### Problem to solve
Present every line of the material as a numbered list, skipping blank lines and leaving out the pictures.

### Data shown
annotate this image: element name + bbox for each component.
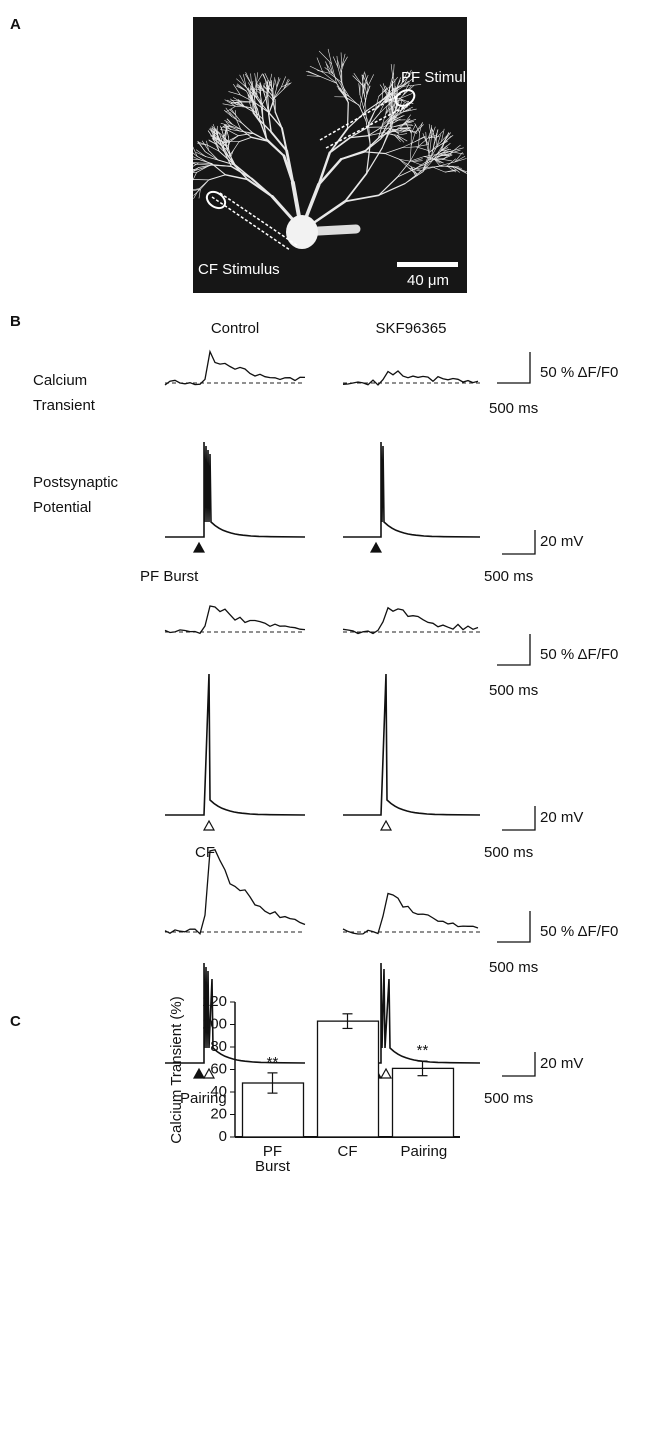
scale-bar <box>502 530 535 554</box>
y-axis-label: Calcium Transient (%) <box>168 996 185 1144</box>
stimulus-marker <box>381 821 391 830</box>
potential-trace <box>165 674 305 815</box>
stimulus-marker <box>194 543 204 552</box>
stimulus-marker <box>204 821 214 830</box>
y-tick-label: 120 <box>202 993 227 1010</box>
x-tick-label: Pairing <box>401 1144 445 1159</box>
scale-label: 500 ms <box>489 400 538 417</box>
stimulus-marker <box>194 1069 204 1078</box>
scale-bar <box>502 1052 535 1076</box>
calcium-trace <box>165 352 305 385</box>
x-tick-label: CF <box>326 1144 370 1159</box>
dendrite <box>183 175 193 180</box>
scale-label: 500 ms <box>484 568 533 585</box>
calcium-trace <box>343 894 478 935</box>
stimulus-marker <box>381 1069 391 1078</box>
scale-bar <box>397 262 458 267</box>
panel-label: C <box>10 1013 21 1030</box>
scale-label: 50 % ΔF/F0 <box>540 646 618 663</box>
significance: ** <box>417 1042 429 1059</box>
y-tick-label: 100 <box>202 1015 227 1032</box>
dendrite <box>262 104 263 119</box>
pf-stimulus-label: PF Stimulus <box>401 69 482 86</box>
column-label: Control <box>211 320 259 337</box>
scale-label: 500 ms <box>484 1090 533 1107</box>
y-tick-label: 20 <box>210 1105 227 1122</box>
cf-stimulus-label: CF Stimulus <box>198 261 280 278</box>
stimulus-marker <box>371 543 381 552</box>
scale-label: 20 mV <box>540 533 583 550</box>
x-tick-label: PF Burst <box>251 1144 295 1174</box>
scale-label: 50 % ΔF/F0 <box>540 923 618 940</box>
scale-bar <box>497 911 530 942</box>
calcium-trace <box>165 606 305 633</box>
row-label: Postsynaptic Potential <box>33 470 143 520</box>
figure-canvas: A PF Stimulus CF Stimulus 40 μm B Contro… <box>0 0 658 1456</box>
scale-bar <box>497 352 530 383</box>
y-tick-label: 40 <box>210 1083 227 1100</box>
condition-label: CF <box>195 844 215 861</box>
dendrite <box>183 179 193 186</box>
potential-trace <box>343 674 480 815</box>
column-label: SKF96365 <box>376 320 447 337</box>
scale-bar-label: 40 μm <box>407 272 449 289</box>
dendrite <box>182 179 193 186</box>
potential-trace <box>165 442 305 537</box>
scale-label: 500 ms <box>489 959 538 976</box>
scale-label: 50 % ΔF/F0 <box>540 364 618 381</box>
row-label: Calcium Transient <box>33 368 123 418</box>
scale-label: 500 ms <box>489 682 538 699</box>
y-tick-label: 80 <box>210 1038 227 1055</box>
figure: A PF Stimulus CF Stimulus 40 μm B Contro… <box>0 0 658 1456</box>
bar <box>393 1068 454 1137</box>
calcium-trace <box>343 608 478 634</box>
scale-label: 20 mV <box>540 1055 583 1072</box>
y-tick-label: 0 <box>219 1128 227 1145</box>
calcium-trace <box>165 850 305 934</box>
scale-label: 500 ms <box>484 844 533 861</box>
scale-bar <box>497 634 530 665</box>
panel-label: B <box>10 313 21 330</box>
significance: ** <box>267 1054 279 1071</box>
scale-label: 20 mV <box>540 809 583 826</box>
condition-label: PF Burst <box>140 568 199 585</box>
scale-bar <box>502 806 535 830</box>
panel-label: A <box>10 16 21 33</box>
y-tick-label: 60 <box>210 1060 227 1077</box>
soma <box>286 215 318 249</box>
potential-trace <box>343 442 480 537</box>
bar <box>318 1021 379 1137</box>
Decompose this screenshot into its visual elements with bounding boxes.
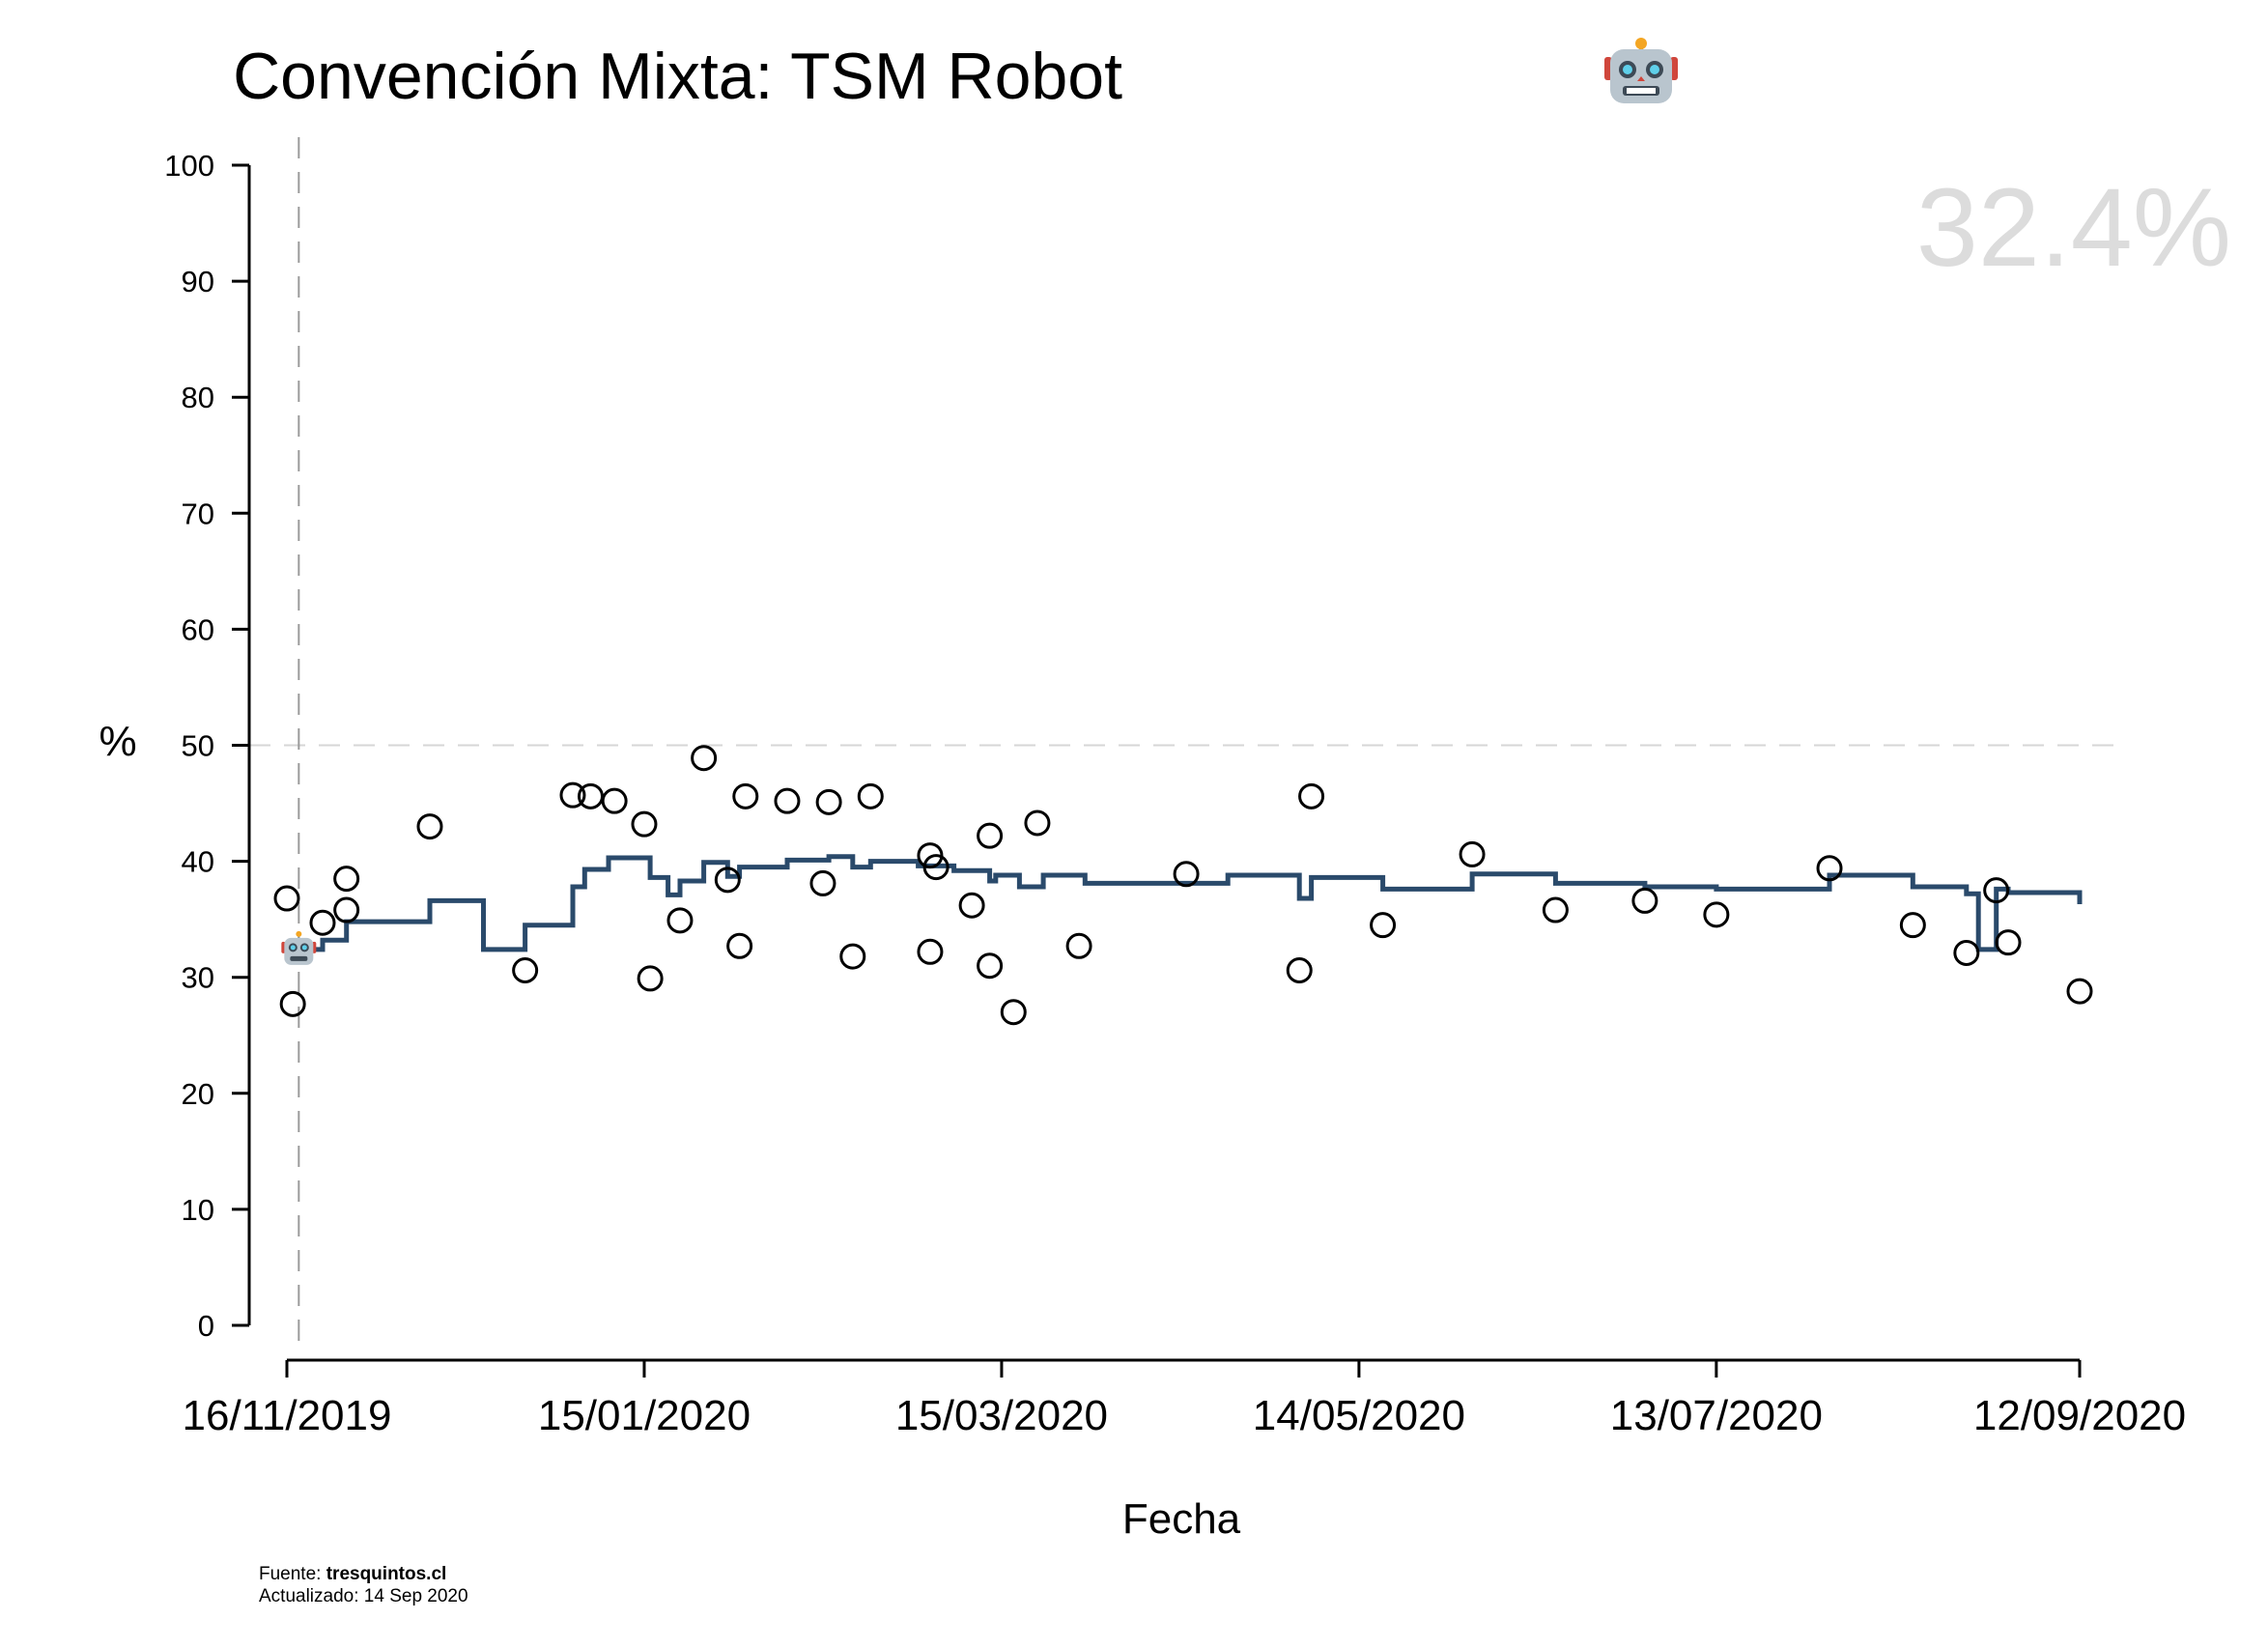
current-value-label: 32.4% [1916, 166, 2231, 290]
poll-point [333, 866, 360, 893]
poll-point [631, 810, 658, 838]
poll-point [691, 745, 718, 772]
poll-point [917, 938, 944, 965]
poll-point [666, 907, 694, 934]
plot-area: 0 10 20 30 40 50 60 70 80 90 100 16/11/2019 15/01/20… [164, 137, 2186, 1439]
poll-point [1298, 782, 1325, 810]
y-axis-label: % [99, 718, 136, 765]
poll-point [977, 952, 1004, 980]
poll-point [1173, 861, 1200, 888]
poll-point [577, 782, 604, 810]
poll-point [2066, 978, 2093, 1005]
robot-face-icon [1604, 38, 1678, 103]
poll-point [732, 782, 759, 810]
poll-point [637, 965, 664, 992]
poll-point [1899, 912, 1926, 939]
x-tick-label: 15/03/2020 [895, 1392, 1108, 1439]
poll-point [1542, 896, 1569, 923]
footer: Fuente: tresquintos.cl Actualizado: 14 S… [259, 1563, 468, 1607]
start-marker-robot-icon [281, 930, 317, 965]
y-tick-label: 70 [182, 497, 214, 530]
poll-point [1953, 939, 1980, 966]
poll-point [726, 932, 753, 959]
poll-point [1370, 912, 1397, 939]
poll-point [1983, 877, 2010, 904]
y-tick-label: 90 [182, 265, 214, 298]
y-tick-label: 80 [182, 381, 214, 414]
trend-step-line [298, 854, 2083, 952]
poll-point [512, 956, 539, 983]
poll-point [309, 909, 336, 936]
y-tick-label: 40 [182, 845, 214, 879]
poll-point [1459, 840, 1486, 867]
poll-point [601, 787, 628, 814]
poll-point [1995, 929, 2022, 956]
poll-point [809, 869, 836, 896]
y-tick-label: 30 [182, 961, 214, 995]
source-line: Fuente: tresquintos.cl [259, 1563, 468, 1585]
poll-point [333, 896, 360, 923]
poll-point [273, 885, 300, 912]
poll-point [714, 867, 741, 894]
poll-point [416, 813, 443, 840]
poll-point [1286, 956, 1313, 983]
poll-point [774, 787, 801, 814]
y-tick-label: 50 [182, 729, 214, 763]
updated-line: Actualizado: 14 Sep 2020 [259, 1586, 468, 1606]
poll-point [1065, 932, 1092, 959]
x-tick-label: 15/01/2020 [538, 1392, 751, 1439]
poll-point [977, 822, 1004, 849]
y-tick-label: 20 [182, 1077, 214, 1111]
source-prefix: Fuente: [259, 1564, 326, 1584]
y-tick-label: 60 [182, 612, 214, 646]
x-tick-label: 14/05/2020 [1253, 1392, 1465, 1439]
poll-point [1631, 887, 1658, 914]
chart-title: Convención Mixta: TSM Robot [233, 40, 1122, 113]
y-tick-label: 100 [164, 149, 214, 183]
poll-point [839, 943, 866, 970]
poll-point [958, 892, 985, 919]
poll-point [1000, 999, 1027, 1026]
x-tick-label: 16/11/2019 [183, 1392, 392, 1439]
poll-point [1816, 855, 1843, 882]
poll-point [559, 781, 586, 809]
poll-point [1703, 901, 1730, 928]
x-axis-label: Fecha [1122, 1495, 1241, 1543]
poll-point [1024, 810, 1051, 837]
y-tick-label: 10 [182, 1193, 214, 1227]
x-tick-label: 12/09/2020 [1973, 1392, 2186, 1439]
poll-point [922, 854, 950, 881]
poll-point [857, 782, 884, 810]
y-tick-label: 0 [198, 1309, 214, 1343]
poll-point [279, 990, 306, 1017]
poll-point [815, 788, 842, 815]
source-link[interactable]: tresquintos.cl [326, 1564, 447, 1584]
x-tick-label: 13/07/2020 [1610, 1392, 1823, 1439]
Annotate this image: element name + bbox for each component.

### Written answer
1. annotate this image: element name + bbox for each component.
2. scale-bar <box>502 530 535 554</box>
3. y-axis-label: Calcium Transient (%) <box>168 996 185 1144</box>
4. stimulus-marker <box>381 821 391 830</box>
5. potential-trace <box>165 674 305 815</box>
6. stimulus-marker <box>194 543 204 552</box>
7. stimulus-marker <box>204 821 214 830</box>
8. y-tick-label: 120 <box>202 993 227 1010</box>
9. x-tick-label: Pairing <box>401 1144 445 1159</box>
10. scale-label: 500 ms <box>489 400 538 417</box>
11. stimulus-marker <box>194 1069 204 1078</box>
12. scale-bar <box>502 1052 535 1076</box>
13. calcium-trace <box>165 352 305 385</box>
14. x-tick-label: CF <box>326 1144 370 1159</box>
15. dendrite <box>183 175 193 180</box>
16. scale-label: 500 ms <box>484 568 533 585</box>
17. calcium-trace <box>343 894 478 935</box>
18. stimulus-marker <box>381 1069 391 1078</box>
19. scale-bar <box>397 262 458 267</box>
20. panel-label: C <box>10 1013 21 1030</box>
21. scale-label: 50 % ΔF/F0 <box>540 646 618 663</box>
22. significance: ** <box>417 1042 429 1059</box>
23. y-tick-label: 100 <box>202 1015 227 1032</box>
24. dendrite <box>262 104 263 119</box>
25. pf-stimulus-label: PF Stimulus <box>401 69 482 86</box>
26. column-label: Control <box>211 320 259 337</box>
27. scale-label: 500 ms <box>484 1090 533 1107</box>
28. y-tick-label: 20 <box>210 1105 227 1122</box>
29. cf-stimulus-label: CF Stimulus <box>198 261 280 278</box>
30. stimulus-marker <box>371 543 381 552</box>
31. scale-label: 20 mV <box>540 533 583 550</box>
32. x-tick-label: PF Burst <box>251 1144 295 1174</box>
33. scale-label: 50 % ΔF/F0 <box>540 923 618 940</box>
34. scale-bar <box>497 911 530 942</box>
35. calcium-trace <box>165 606 305 633</box>
36. row-label: Postsynaptic Potential <box>33 470 143 520</box>
37. figure-canvas: A PF Stimulus CF Stimulus 40 μm B Contro… <box>0 0 658 1456</box>
38. scale-bar <box>497 352 530 383</box>
39. y-tick-label: 40 <box>210 1083 227 1100</box>
40. condition-label: CF <box>195 844 215 861</box>
41. dendrite <box>183 179 193 186</box>
42. potential-trace <box>343 674 480 815</box>
43. column-label: SKF96365 <box>376 320 447 337</box>
44. scale-bar-label: 40 μm <box>407 272 449 289</box>
45. dendrite <box>182 179 193 186</box>
46. potential-trace <box>165 442 305 537</box>
47. scale-label: 500 ms <box>489 959 538 976</box>
48. scale-label: 50 % ΔF/F0 <box>540 364 618 381</box>
49. row-label: Calcium Transient <box>33 368 123 418</box>
50. scale-label: 500 ms <box>489 682 538 699</box>
51. y-tick-label: 80 <box>210 1038 227 1055</box>
52. figure: A PF Stimulus CF Stimulus 40 μm B Contro… <box>0 0 658 1456</box>
53. bar <box>393 1068 454 1137</box>
54. calcium-trace <box>343 608 478 634</box>
55. scale-label: 20 mV <box>540 1055 583 1072</box>
56. y-tick-label: 0 <box>219 1128 227 1145</box>
57. calcium-trace <box>165 850 305 934</box>
58. scale-label: 500 ms <box>484 844 533 861</box>
59. scale-bar <box>497 634 530 665</box>
60. panel-label: B <box>10 313 21 330</box>
61. significance: ** <box>267 1054 279 1071</box>
62. scale-label: 20 mV <box>540 809 583 826</box>
63. condition-label: PF Burst <box>140 568 199 585</box>
64. scale-bar <box>502 806 535 830</box>
65. panel-label: A <box>10 16 21 33</box>
66. y-tick-label: 60 <box>210 1060 227 1077</box>
67. soma <box>286 215 318 249</box>
68. potential-trace <box>343 442 480 537</box>
69. bar <box>318 1021 379 1137</box>
70. Decompose this screenshot into its visual elements with bounding boxes.
71. current-value-label: 32.4% [1916, 166, 2231, 290]
72. poll-point [333, 866, 360, 893]
73. poll-point [631, 810, 658, 838]
74. poll-point [691, 745, 718, 772]
75. poll-point [917, 938, 944, 965]
76. poll-point [666, 907, 694, 934]
77. plot-area: 0 10 20 30 40 50 60 70 80 90 100 16/11/2019 15/01/20… [164, 137, 2186, 1439]
78. poll-point [1298, 782, 1325, 810]
79. y-axis-label: % [99, 718, 136, 765]
80. poll-point [977, 952, 1004, 980]
81. poll-point [1173, 861, 1200, 888]
82. poll-point [577, 782, 604, 810]
83. poll-point [2066, 978, 2093, 1005]
84. robot-face-icon [1604, 38, 1678, 103]
85. poll-point [732, 782, 759, 810]
86. poll-point [637, 965, 664, 992]
87. poll-point [1899, 912, 1926, 939]
88. x-tick-label: 15/03/2020 [895, 1392, 1108, 1439]
89. poll-point [1542, 896, 1569, 923]
90. footer: Fuente: tresquintos.cl Actualizado: 14 S… [259, 1563, 468, 1607]
91. start-marker-robot-icon [281, 930, 317, 965]
92. y-tick-label: 70 [182, 497, 214, 530]
93. poll-point [1953, 939, 1980, 966]
94. poll-point [726, 932, 753, 959]
95. poll-point [1370, 912, 1397, 939]
96. poll-point [1983, 877, 2010, 904]
97. y-tick-label: 90 [182, 265, 214, 298]
98. y-tick-label: 80 [182, 381, 214, 414]
99. trend-step-line [298, 854, 2083, 952]
100. poll-point [512, 956, 539, 983]
101. poll-point [309, 909, 336, 936]
102. y-tick-label: 40 [182, 845, 214, 879]
103. poll-point [1459, 840, 1486, 867]
104. poll-point [601, 787, 628, 814]
105. poll-point [1995, 929, 2022, 956]
106. poll-point [809, 869, 836, 896]
107. y-tick-label: 30 [182, 961, 214, 995]
108. source-line: Fuente: tresquintos.cl [259, 1563, 468, 1585]
109. poll-point [333, 896, 360, 923]
110. poll-point [273, 885, 300, 912]
111. poll-point [714, 867, 741, 894]
112. poll-point [416, 813, 443, 840]
113. poll-point [1286, 956, 1313, 983]
114. poll-point [774, 787, 801, 814]
115. y-tick-label: 50 [182, 729, 214, 763]
116. updated-line: Actualizado: 14 Sep 2020 [259, 1586, 468, 1606]
117. poll-point [1065, 932, 1092, 959]
118. x-tick-label: 15/01/2020 [538, 1392, 751, 1439]
119. poll-point [977, 822, 1004, 849]
120. y-tick-label: 20 [182, 1077, 214, 1111]
121. source-prefix: Fuente: [259, 1564, 326, 1584]
122. y-tick-label: 60 [182, 612, 214, 646]
123. x-tick-label: 14/05/2020 [1253, 1392, 1465, 1439]
124. poll-point [1631, 887, 1658, 914]
125. chart-title: Convención Mixta: TSM Robot [233, 40, 1122, 113]
126. y-tick-label: 100 [164, 149, 214, 183]
127. poll-point [839, 943, 866, 970]
128. poll-point [958, 892, 985, 919]
129. poll-point [1000, 999, 1027, 1026]
130. x-tick-label: 16/11/2019 [183, 1392, 392, 1439]
131. poll-point [1816, 855, 1843, 882]
132. poll-point [559, 781, 586, 809]
133. poll-point [1703, 901, 1730, 928]
134. x-axis-label: Fecha [1122, 1495, 1241, 1543]
135. poll-point [1024, 810, 1051, 837]
136. y-tick-label: 10 [182, 1193, 214, 1227]
137. x-tick-label: 12/09/2020 [1973, 1392, 2186, 1439]
138. poll-point [922, 854, 950, 881]
139. poll-point [857, 782, 884, 810]
140. y-tick-label: 0 [198, 1309, 214, 1343]
141. poll-point [279, 990, 306, 1017]
142. poll-point [815, 788, 842, 815]
143. source-link[interactable]: tresquintos.cl [326, 1564, 447, 1584]
144. x-tick-label: 13/07/2020 [1610, 1392, 1823, 1439]
145. Annotate this image: element name + bbox for each component.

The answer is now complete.